## What you should do
Word for word, repeat the entries, minus the pictures.

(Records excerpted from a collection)
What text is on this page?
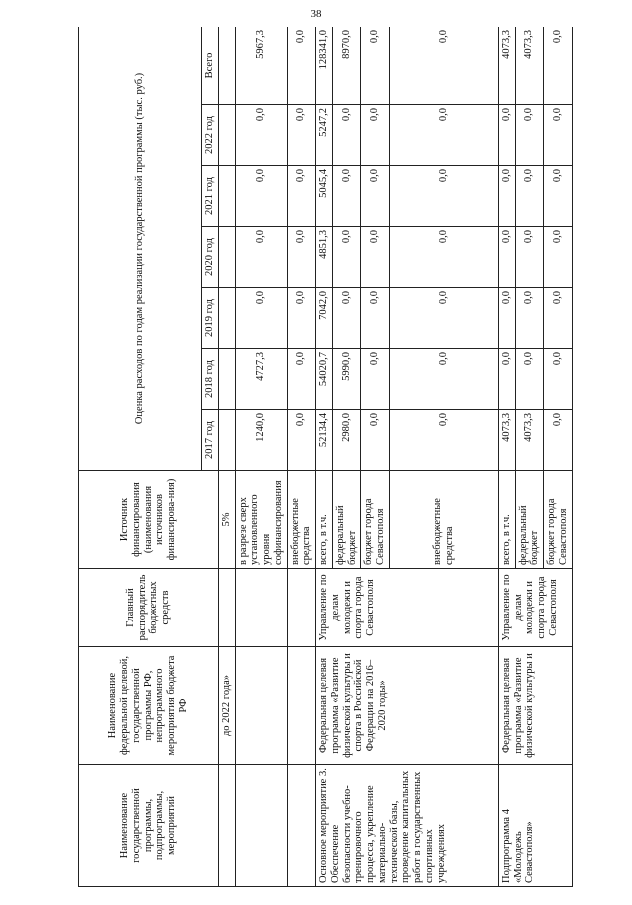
38
Наименование государственной программы, подпрограммы, мероприятий	Наименование федеральной целевой, государственной программы РФ, непрограммного мероприятия бюджета РФ	Главный распорядитель бюджетных средств	Источник финансирования (наименования источников финансирова-ния)	Оценка расходов по годам реализации государственной программы (тыс. руб.)						
				2017 год	2018 год	2019 год	2020 год	2021 год	2022 год	Всего
	до 2022 года»		5%							
			в разрезе сверх установленного уровня софинансирования	1240,0	4727,3	0,0	0,0	0,0	0,0	5967,3
			внебюджетные средства	0,0	0,0	0,0	0,0	0,0	0,0	0,0
Основное мероприятие 3. Обеспечение безопасности учебно-тренировочного процесса, укрепление материально-технической базы, проведение капитальных работ в государственных спортивных учреждениях	Федеральная целевая программа «Развитие физической культуры и спорта в Российской Федерации на 2016–2020 годы»	Управление по делам молодежи и спорта города Севастополя	всего, в т.ч.	52134,4	54020,7	7042,0	4851,3	5045,4	5247,2	128341,0
			федеральный бюджет	2980,0	5990,0	0,0	0,0	0,0	0,0	8970,0
			бюджет города Севастополя	0,0	0,0	0,0	0,0	0,0	0,0	0,0
			внебюджетные средства	0,0	0,0	0,0	0,0	0,0	0,0	0,0
Подпрограмма 4 «Молодежь Севастополя»	Федеральная целевая программа «Развитие физической культуры и	Управление по делам молодежи и спорта города Севастополя	всего, в т.ч.	4073,3	0,0	0,0	0,0	0,0	0,0	4073,3
			федеральный бюджет	4073,3	0,0	0,0	0,0	0,0	0,0	4073,3
			бюджет города Севастополя	0,0	0,0	0,0	0,0	0,0	0,0	0,0
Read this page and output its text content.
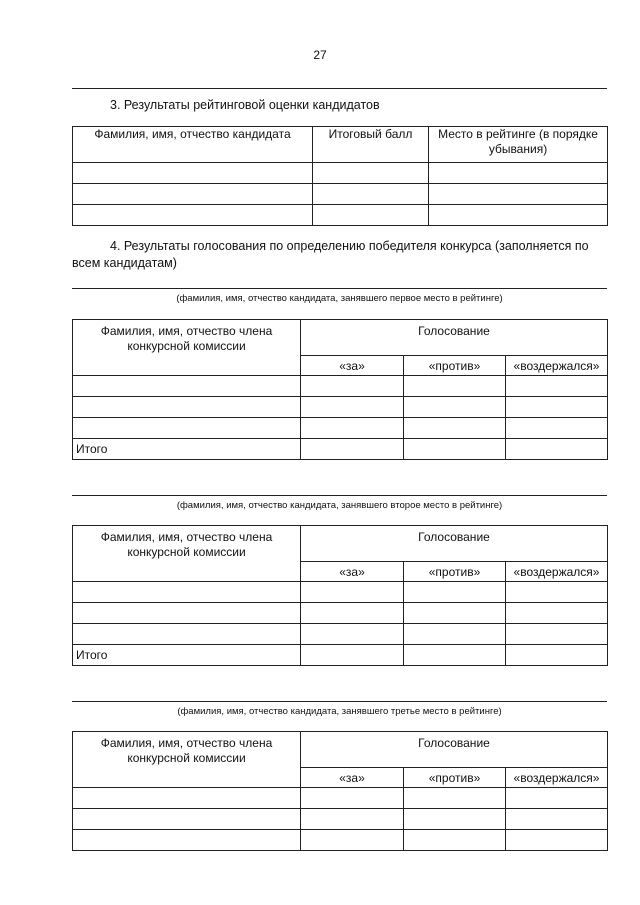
27
3. Результаты рейтинговой оценки кандидатов
Фамилия, имя, отчество кандидата	Итоговый балл	Место в рейтинге (в порядке убывания)

4. Результаты голосования по определению победителя конкурса (заполняется по всем кандидатам)
(фамилия, имя, отчество кандидата, занявшего первое место в рейтинге)
Фамилия, имя, отчество члена конкурсной комиссии	Голосование		
	«за»	«против»	«воздержался»

Итого			
(фамилия, имя, отчество кандидата, занявшего второе место в рейтинге)
Фамилия, имя, отчество члена конкурсной комиссии	Голосование		
	«за»	«против»	«воздержался»

Итого			
(фамилия, имя, отчество кандидата, занявшего третье место в рейтинге)
Фамилия, имя, отчество члена конкурсной комиссии	Голосование		
	«за»	«против»	«воздержался»
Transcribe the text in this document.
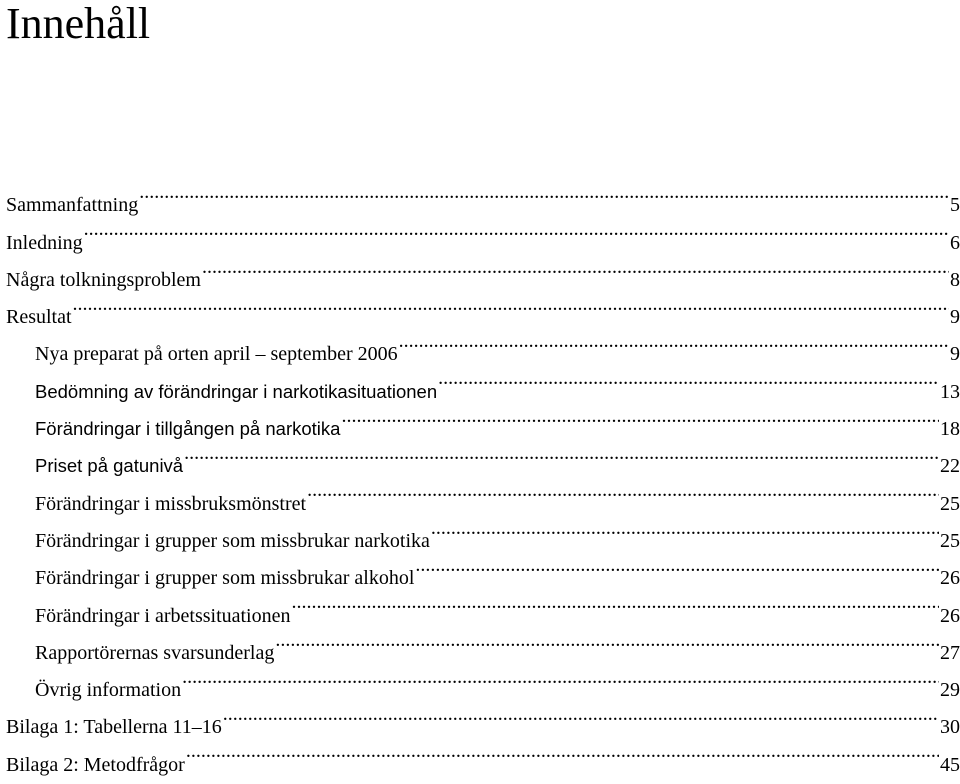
Innehåll
Sammanfattning .....	5
Inledning .....	6
Några tolkningsproblem .....	8
Resultat .....	9
Nya preparat på orten april – september 2006 .....	9
Bedömning av förändringar i narkotikasituationen .....	13
Förändringar i tillgången på narkotika .....	18
Priset på gatunivå .....	22
Förändringar i missbruksmönstret .....	25
Förändringar i grupper som missbrukar narkotika .....	25
Förändringar i grupper som missbrukar alkohol .....	26
Förändringar i arbetssituationen .....	26
Rapportörernas svarsunderlag .....	27
Övrig information .....	29
Bilaga 1: Tabellerna 11–16 .....	30
Bilaga 2: Metodfrågor .....	45
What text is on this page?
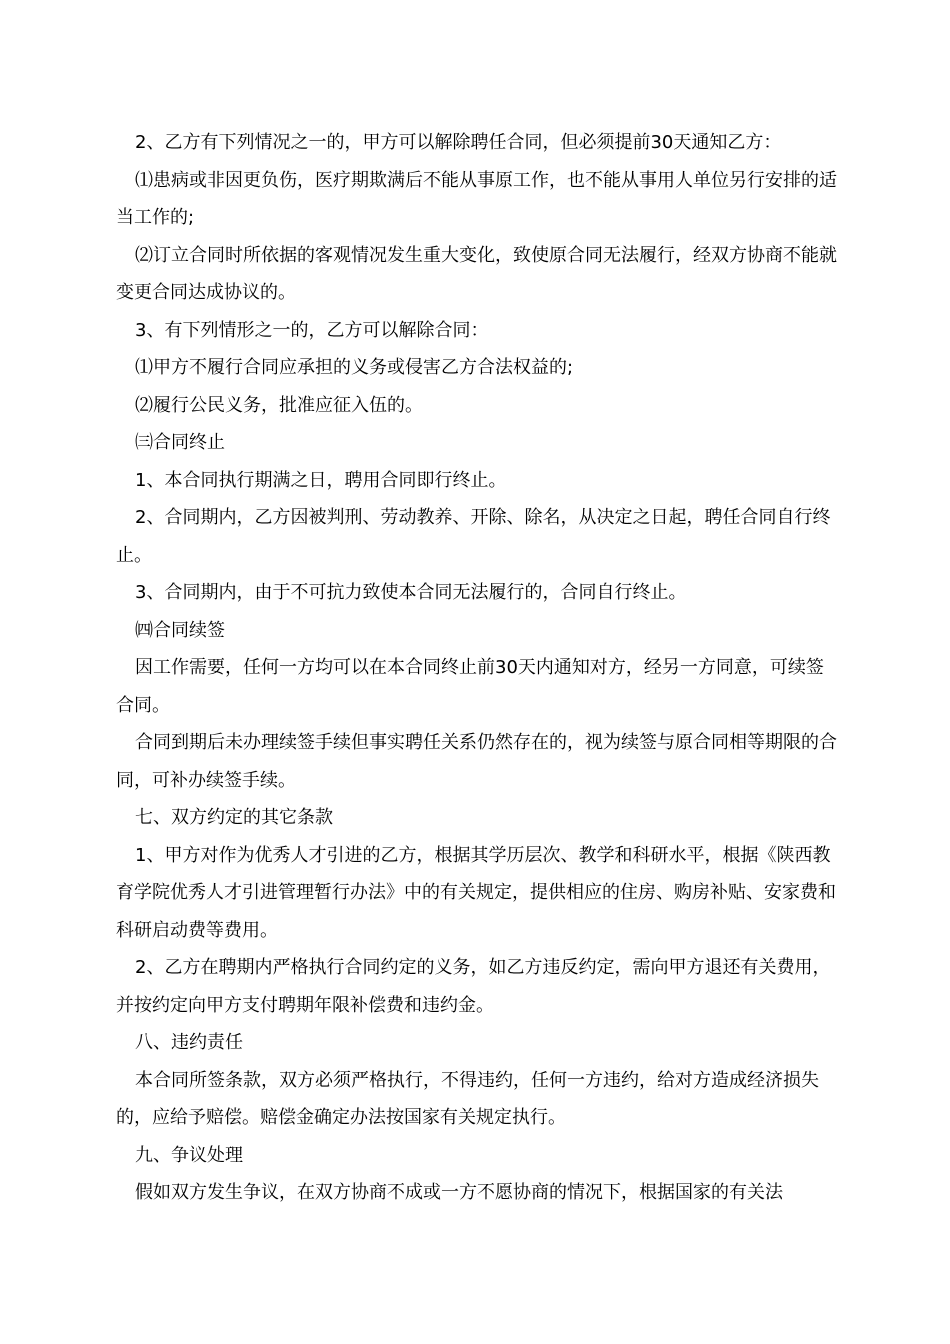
2、乙方有下列情况之一的，甲方可以解除聘任合同，但必须提前30天通知乙方：

⑴患病或非因更负伤，医疗期欺满后不能从事原工作，也不能从事用人单位另行安排的适当工作的;

⑵订立合同时所依据的客观情况发生重大变化，致使原合同无法履行，经双方协商不能就变更合同达成协议的。

3、有下列情形之一的，乙方可以解除合同：

⑴甲方不履行合同应承担的义务或侵害乙方合法权益的;

⑵履行公民义务，批准应征入伍的。

㈢合同终止

1、本合同执行期满之日，聘用合同即行终止。

2、合同期内，乙方因被判刑、劳动教养、开除、除名，从决定之日起，聘任合同自行终止。

3、合同期内，由于不可抗力致使本合同无法履行的，合同自行终止。

㈣合同续签

因工作需要，任何一方均可以在本合同终止前30天内通知对方，经另一方同意，可续签合同。

合同到期后未办理续签手续但事实聘任关系仍然存在的，视为续签与原合同相等期限的合同，可补办续签手续。

七、双方约定的其它条款

1、甲方对作为优秀人才引进的乙方，根据其学历层次、教学和科研水平，根据《陕西教育学院优秀人才引进管理暂行办法》中的有关规定，提供相应的住房、购房补贴、安家费和科研启动费等费用。

2、乙方在聘期内严格执行合同约定的义务，如乙方违反约定，需向甲方退还有关费用，并按约定向甲方支付聘期年限补偿费和违约金。

八、违约责任

本合同所签条款，双方必须严格执行，不得违约，任何一方违约，给对方造成经济损失的，应给予赔偿。赔偿金确定办法按国家有关规定执行。

九、争议处理

假如双方发生争议，在双方协商不成或一方不愿协商的情况下，根据国家的有关法
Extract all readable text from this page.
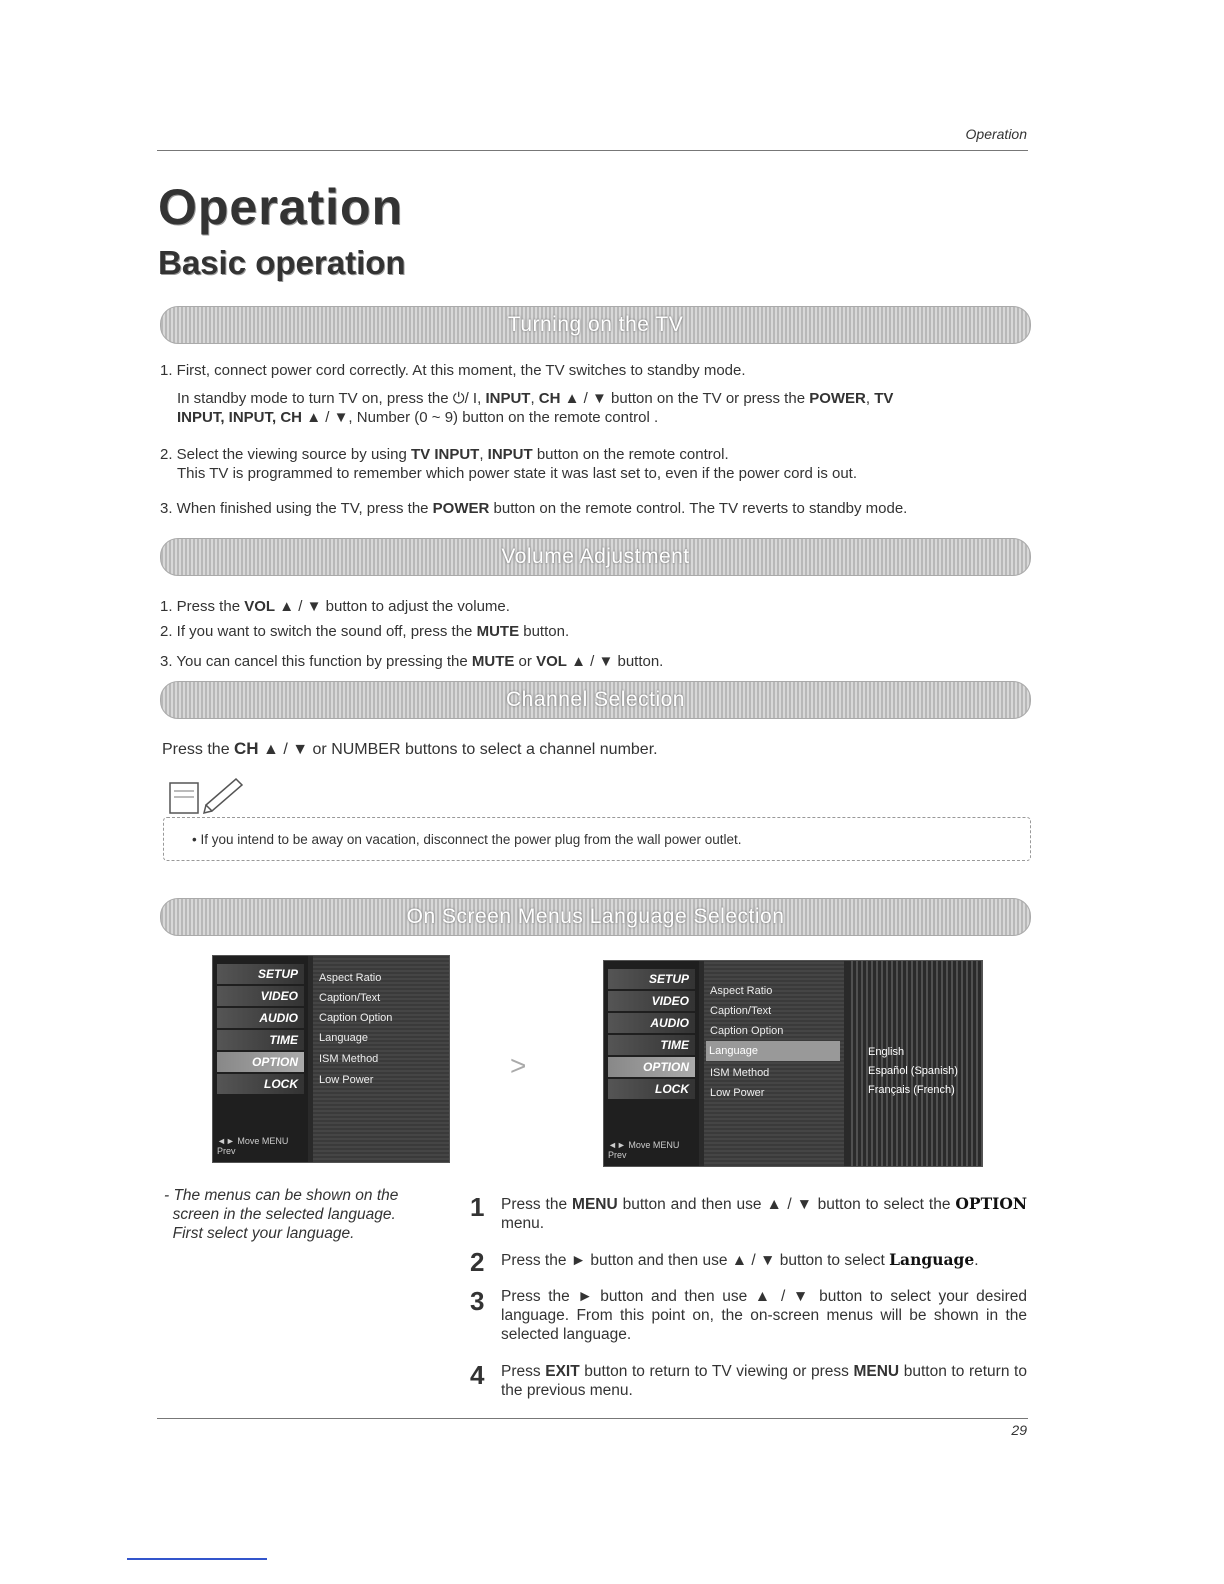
Operation
Operation
Basic operation
Turning on the TV
1. First, connect power cord correctly. At this moment, the TV switches to standby mode.
In standby mode to turn TV on, press the ⏻/ I, INPUT, CH ▲ / ▼ button on the TV or press the POWER, TV
INPUT, INPUT, CH ▲ / ▼, Number (0 ~ 9) button on the remote control .
2. Select the viewing source by using TV INPUT, INPUT button on the remote control.
This TV is programmed to remember which power state it was last set to, even if the power cord is out.
3. When finished using the TV, press the POWER button on the remote control. The TV reverts to standby mode.
Volume Adjustment
1. Press the VOL ▲ / ▼ button to adjust the volume.
2. If you want to switch the sound off, press the MUTE button.
3. You can cancel this function by pressing the MUTE or VOL ▲ / ▼ button.
Channel Selection
Press the CH ▲ / ▼ or NUMBER buttons to select a channel number.
• If you intend to be away on vacation, disconnect the power plug from the wall power outlet.
On Screen Menus Language Selection
SETUP
VIDEO
AUDIO
TIME
OPTION
LOCK
◄► Move MENU Prev
Aspect Ratio
Caption/Text
Caption Option
Language
ISM Method
Low Power	>
SETUP
VIDEO
AUDIO
TIME
OPTION
LOCK
◄► Move MENU Prev
Aspect Ratio
Caption/Text
Caption Option
Language
ISM Method
Low Power
English
Español (Spanish)
Français (French)
- The menus can be shown on the
screen in the selected language.
First select your language.
1 Press the MENU button and then use ▲ / ▼ button to select the OPTION menu.
2 Press the ► button and then use ▲ / ▼ button to select Language.
3 Press the ► button and then use ▲ / ▼ button to select your desired language. From this point on, the on-screen menus will be shown in the selected language.
4 Press EXIT button to return to TV viewing or press MENU button to return to the previous menu.
29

## Written response
What text is on this page?
38
Наименование государственной программы, подпрограммы, мероприятий	Наименование федеральной целевой, государственной программы РФ, непрограммного мероприятия бюджета РФ	Главный распорядитель бюджетных средств	Источник финансирования (наименования источников финансирова-ния)	Оценка расходов по годам реализации государственной программы (тыс. руб.)						
				2017 год	2018 год	2019 год	2020 год	2021 год	2022 год	Всего
	до 2022 года»		5%							
			в разрезе сверх установленного уровня софинансирования	1240,0	4727,3	0,0	0,0	0,0	0,0	5967,3
			внебюджетные средства	0,0	0,0	0,0	0,0	0,0	0,0	0,0
Основное мероприятие 3. Обеспечение безопасности учебно-тренировочного процесса, укрепление материально-технической базы, проведение капитальных работ в государственных спортивных учреждениях	Федеральная целевая программа «Развитие физической культуры и спорта в Российской Федерации на 2016–2020 годы»	Управление по делам молодежи и спорта города Севастополя	всего, в т.ч.	52134,4	54020,7	7042,0	4851,3	5045,4	5247,2	128341,0
			федеральный бюджет	2980,0	5990,0	0,0	0,0	0,0	0,0	8970,0
			бюджет города Севастополя	0,0	0,0	0,0	0,0	0,0	0,0	0,0
			внебюджетные средства	0,0	0,0	0,0	0,0	0,0	0,0	0,0
Подпрограмма 4 «Молодежь Севастополя»	Федеральная целевая программа «Развитие физической культуры и	Управление по делам молодежи и спорта города Севастополя	всего, в т.ч.	4073,3	0,0	0,0	0,0	0,0	0,0	4073,3
			федеральный бюджет	4073,3	0,0	0,0	0,0	0,0	0,0	4073,3
			бюджет города Севастополя	0,0	0,0	0,0	0,0	0,0	0,0	0,0
Read this page and output its text content.
27
3. Результаты рейтинговой оценки кандидатов
Фамилия, имя, отчество кандидата	Итоговый балл	Место в рейтинге (в порядке убывания)

4. Результаты голосования по определению победителя конкурса (заполняется по всем кандидатам)
(фамилия, имя, отчество кандидата, занявшего первое место в рейтинге)
Фамилия, имя, отчество члена конкурсной комиссии	Голосование		
	«за»	«против»	«воздержался»

Итого			
(фамилия, имя, отчество кандидата, занявшего второе место в рейтинге)
Фамилия, имя, отчество члена конкурсной комиссии	Голосование		
	«за»	«против»	«воздержался»

Итого			
(фамилия, имя, отчество кандидата, занявшего третье место в рейтинге)
Фамилия, имя, отчество члена конкурсной комиссии	Голосование		
	«за»	«против»	«воздержался»
Transcribe the text in this document.
Innehåll
Sammanfattning .....	5
Inledning .....	6
Några tolkningsproblem .....	8
Resultat .....	9
Nya preparat på orten april – september 2006 .....	9
Bedömning av förändringar i narkotikasituationen .....	13
Förändringar i tillgången på narkotika .....	18
Priset på gatunivå .....	22
Förändringar i missbruksmönstret .....	25
Förändringar i grupper som missbrukar narkotika .....	25
Förändringar i grupper som missbrukar alkohol .....	26
Förändringar i arbetssituationen .....	26
Rapportörernas svarsunderlag .....	27
Övrig information .....	29
Bilaga 1: Tabellerna 11–16 .....	30
Bilaga 2: Metodfrågor .....	45
What text is on this page?
2、乙方有下列情况之一的，甲方可以解除聘任合同，但必须提前30天通知乙方：

⑴患病或非因更负伤，医疗期欺满后不能从事原工作，也不能从事用人单位另行安排的适当工作的;

⑵订立合同时所依据的客观情况发生重大变化，致使原合同无法履行，经双方协商不能就变更合同达成协议的。

3、有下列情形之一的，乙方可以解除合同：

⑴甲方不履行合同应承担的义务或侵害乙方合法权益的;

⑵履行公民义务，批准应征入伍的。

㈢合同终止

1、本合同执行期满之日，聘用合同即行终止。

2、合同期内，乙方因被判刑、劳动教养、开除、除名，从决定之日起，聘任合同自行终止。

3、合同期内，由于不可抗力致使本合同无法履行的，合同自行终止。

㈣合同续签

因工作需要，任何一方均可以在本合同终止前30天内通知对方，经另一方同意，可续签合同。

合同到期后未办理续签手续但事实聘任关系仍然存在的，视为续签与原合同相等期限的合同，可补办续签手续。

七、双方约定的其它条款

1、甲方对作为优秀人才引进的乙方，根据其学历层次、教学和科研水平，根据《陕西教育学院优秀人才引进管理暂行办法》中的有关规定，提供相应的住房、购房补贴、安家费和科研启动费等费用。

2、乙方在聘期内严格执行合同约定的义务，如乙方违反约定，需向甲方退还有关费用，并按约定向甲方支付聘期年限补偿费和违约金。

八、违约责任

本合同所签条款，双方必须严格执行，不得违约，任何一方违约，给对方造成经济损失的，应给予赔偿。赔偿金确定办法按国家有关规定执行。

九、争议处理

假如双方发生争议，在双方协商不成或一方不愿协商的情况下，根据国家的有关法
Extract all readable text from this page.
Operation
Operation
Basic operation
Turning on the TV
1. First, connect power cord correctly. At this moment, the TV switches to standby mode.
In standby mode to turn TV on, press the ⏻/ I, INPUT, CH ▲ / ▼ button on the TV or press the POWER, TV
INPUT, INPUT, CH ▲ / ▼, Number (0 ~ 9) button on the remote control .
2. Select the viewing source by using TV INPUT, INPUT button on the remote control.
This TV is programmed to remember which power state it was last set to, even if the power cord is out.
3. When finished using the TV, press the POWER button on the remote control. The TV reverts to standby mode.
Volume Adjustment
1. Press the VOL ▲ / ▼ button to adjust the volume.
2. If you want to switch the sound off, press the MUTE button.
3. You can cancel this function by pressing the MUTE or VOL ▲ / ▼ button.
Channel Selection
Press the CH ▲ / ▼ or NUMBER buttons to select a channel number.
• If you intend to be away on vacation, disconnect the power plug from the wall power outlet.
On Screen Menus Language Selection
SETUP
VIDEO
AUDIO
TIME
OPTION
LOCK
◄► Move MENU Prev
Aspect Ratio
Caption/Text
Caption Option
Language
ISM Method
Low Power	>
SETUP
VIDEO
AUDIO
TIME
OPTION
LOCK
◄► Move MENU Prev
Aspect Ratio
Caption/Text
Caption Option
Language
ISM Method
Low Power
English
Español (Spanish)
Français (French)
- The menus can be shown on the
screen in the selected language.
First select your language.
1 Press the MENU button and then use ▲ / ▼ button to select the OPTION menu.
2 Press the ► button and then use ▲ / ▼ button to select Language.
3 Press the ► button and then use ▲ / ▼ button to select your desired language. From this point on, the on-screen menus will be shown in the selected language.
4 Press EXIT button to return to TV viewing or press MENU button to return to the previous menu.
29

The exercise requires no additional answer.